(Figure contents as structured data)
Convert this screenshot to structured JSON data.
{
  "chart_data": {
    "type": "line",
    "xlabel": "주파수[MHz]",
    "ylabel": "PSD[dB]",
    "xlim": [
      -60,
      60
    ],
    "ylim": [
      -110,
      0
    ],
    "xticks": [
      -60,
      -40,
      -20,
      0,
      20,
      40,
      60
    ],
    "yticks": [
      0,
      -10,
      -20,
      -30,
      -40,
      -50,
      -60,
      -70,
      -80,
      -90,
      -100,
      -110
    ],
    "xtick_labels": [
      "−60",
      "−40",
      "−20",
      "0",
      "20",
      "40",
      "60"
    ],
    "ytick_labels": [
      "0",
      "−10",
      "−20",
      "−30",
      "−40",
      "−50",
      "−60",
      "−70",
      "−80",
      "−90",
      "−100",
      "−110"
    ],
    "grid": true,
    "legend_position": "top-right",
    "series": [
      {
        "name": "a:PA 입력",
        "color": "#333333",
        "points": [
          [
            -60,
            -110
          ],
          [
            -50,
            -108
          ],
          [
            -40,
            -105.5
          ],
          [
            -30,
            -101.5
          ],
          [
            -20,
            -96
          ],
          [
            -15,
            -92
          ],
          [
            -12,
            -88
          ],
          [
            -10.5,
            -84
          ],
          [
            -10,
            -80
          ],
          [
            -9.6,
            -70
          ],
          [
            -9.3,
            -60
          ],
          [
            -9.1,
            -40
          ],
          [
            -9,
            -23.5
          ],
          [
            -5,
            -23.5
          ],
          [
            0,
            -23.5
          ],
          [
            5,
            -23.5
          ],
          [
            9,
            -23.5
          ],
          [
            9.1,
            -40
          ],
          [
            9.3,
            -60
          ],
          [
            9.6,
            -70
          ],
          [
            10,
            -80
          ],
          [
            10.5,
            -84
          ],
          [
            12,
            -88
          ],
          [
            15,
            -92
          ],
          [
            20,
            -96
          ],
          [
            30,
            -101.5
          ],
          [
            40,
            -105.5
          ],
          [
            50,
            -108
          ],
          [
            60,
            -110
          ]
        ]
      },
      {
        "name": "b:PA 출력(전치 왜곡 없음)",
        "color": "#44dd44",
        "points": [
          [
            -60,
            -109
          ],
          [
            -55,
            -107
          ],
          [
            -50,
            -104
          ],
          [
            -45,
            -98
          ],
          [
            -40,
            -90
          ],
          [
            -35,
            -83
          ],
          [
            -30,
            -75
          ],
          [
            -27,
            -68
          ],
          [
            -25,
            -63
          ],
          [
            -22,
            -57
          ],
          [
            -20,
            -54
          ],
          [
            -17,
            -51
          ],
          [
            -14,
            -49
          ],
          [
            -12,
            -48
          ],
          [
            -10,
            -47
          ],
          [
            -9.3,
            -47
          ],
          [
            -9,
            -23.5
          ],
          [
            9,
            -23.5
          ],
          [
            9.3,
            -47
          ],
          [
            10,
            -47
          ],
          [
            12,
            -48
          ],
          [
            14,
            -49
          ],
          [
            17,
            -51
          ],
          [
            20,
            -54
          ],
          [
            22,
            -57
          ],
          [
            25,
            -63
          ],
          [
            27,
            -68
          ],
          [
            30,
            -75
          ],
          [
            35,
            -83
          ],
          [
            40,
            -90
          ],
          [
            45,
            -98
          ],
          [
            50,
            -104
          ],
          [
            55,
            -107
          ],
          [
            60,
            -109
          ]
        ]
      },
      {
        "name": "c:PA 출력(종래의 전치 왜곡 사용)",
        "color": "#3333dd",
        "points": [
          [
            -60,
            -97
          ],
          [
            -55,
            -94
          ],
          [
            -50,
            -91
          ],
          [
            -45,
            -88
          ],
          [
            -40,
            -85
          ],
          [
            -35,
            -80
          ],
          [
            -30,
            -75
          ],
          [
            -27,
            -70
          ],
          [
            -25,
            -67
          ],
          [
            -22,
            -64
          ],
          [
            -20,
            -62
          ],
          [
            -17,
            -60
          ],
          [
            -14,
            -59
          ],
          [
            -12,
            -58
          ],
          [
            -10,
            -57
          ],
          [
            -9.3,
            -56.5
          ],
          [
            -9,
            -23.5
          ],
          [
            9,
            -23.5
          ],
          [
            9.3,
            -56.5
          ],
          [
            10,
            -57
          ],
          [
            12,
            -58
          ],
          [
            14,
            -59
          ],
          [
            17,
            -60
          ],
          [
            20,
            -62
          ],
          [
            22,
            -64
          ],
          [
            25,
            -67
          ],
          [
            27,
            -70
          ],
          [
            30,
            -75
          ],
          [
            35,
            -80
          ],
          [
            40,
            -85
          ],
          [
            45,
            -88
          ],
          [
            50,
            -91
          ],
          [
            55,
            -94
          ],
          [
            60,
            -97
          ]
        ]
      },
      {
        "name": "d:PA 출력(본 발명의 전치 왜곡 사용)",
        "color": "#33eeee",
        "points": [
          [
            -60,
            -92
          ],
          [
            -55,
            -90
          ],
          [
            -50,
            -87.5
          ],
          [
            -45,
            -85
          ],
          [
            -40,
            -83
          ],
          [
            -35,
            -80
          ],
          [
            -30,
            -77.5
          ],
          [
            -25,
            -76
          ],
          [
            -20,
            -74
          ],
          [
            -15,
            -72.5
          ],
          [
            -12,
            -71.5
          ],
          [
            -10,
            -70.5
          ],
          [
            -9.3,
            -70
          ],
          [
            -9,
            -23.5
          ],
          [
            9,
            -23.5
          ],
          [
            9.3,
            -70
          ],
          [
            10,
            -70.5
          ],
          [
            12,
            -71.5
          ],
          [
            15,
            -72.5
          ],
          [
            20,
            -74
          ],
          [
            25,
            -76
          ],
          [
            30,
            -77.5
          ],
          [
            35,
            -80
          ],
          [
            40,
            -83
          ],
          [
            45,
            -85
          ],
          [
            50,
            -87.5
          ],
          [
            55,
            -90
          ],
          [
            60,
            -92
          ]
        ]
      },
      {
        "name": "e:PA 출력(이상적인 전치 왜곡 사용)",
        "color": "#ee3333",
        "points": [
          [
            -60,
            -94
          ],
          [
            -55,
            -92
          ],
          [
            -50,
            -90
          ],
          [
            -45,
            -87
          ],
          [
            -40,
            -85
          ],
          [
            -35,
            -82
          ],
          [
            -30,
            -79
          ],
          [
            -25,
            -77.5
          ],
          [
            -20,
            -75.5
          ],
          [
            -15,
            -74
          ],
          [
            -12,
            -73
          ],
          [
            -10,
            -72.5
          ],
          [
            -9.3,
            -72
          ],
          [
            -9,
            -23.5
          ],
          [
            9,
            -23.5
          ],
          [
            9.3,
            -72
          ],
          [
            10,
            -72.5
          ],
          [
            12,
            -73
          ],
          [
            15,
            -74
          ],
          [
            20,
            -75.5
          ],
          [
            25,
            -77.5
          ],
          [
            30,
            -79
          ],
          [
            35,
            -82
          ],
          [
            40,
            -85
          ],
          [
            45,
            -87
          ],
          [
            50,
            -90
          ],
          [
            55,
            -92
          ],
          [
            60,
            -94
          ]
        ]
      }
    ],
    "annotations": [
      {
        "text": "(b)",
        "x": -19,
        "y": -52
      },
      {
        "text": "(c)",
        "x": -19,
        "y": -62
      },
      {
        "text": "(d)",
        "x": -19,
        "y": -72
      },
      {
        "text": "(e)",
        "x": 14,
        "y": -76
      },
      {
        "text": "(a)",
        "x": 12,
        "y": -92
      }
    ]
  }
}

SHORT TASK
Check each line of the entries above for the word "name". List the ones that have it.

EXERCISE OUTPUT
        "name": "a:PA 입력",
        "name": "b:PA 출력(전치 왜곡 없음)",
        "name": "c:PA 출력(종래의 전치 왜곡 사용)",
        "name": "d:PA 출력(본 발명의 전치 왜곡 사용)",
        "name": "e:PA 출력(이상적인 전치 왜곡 사용)",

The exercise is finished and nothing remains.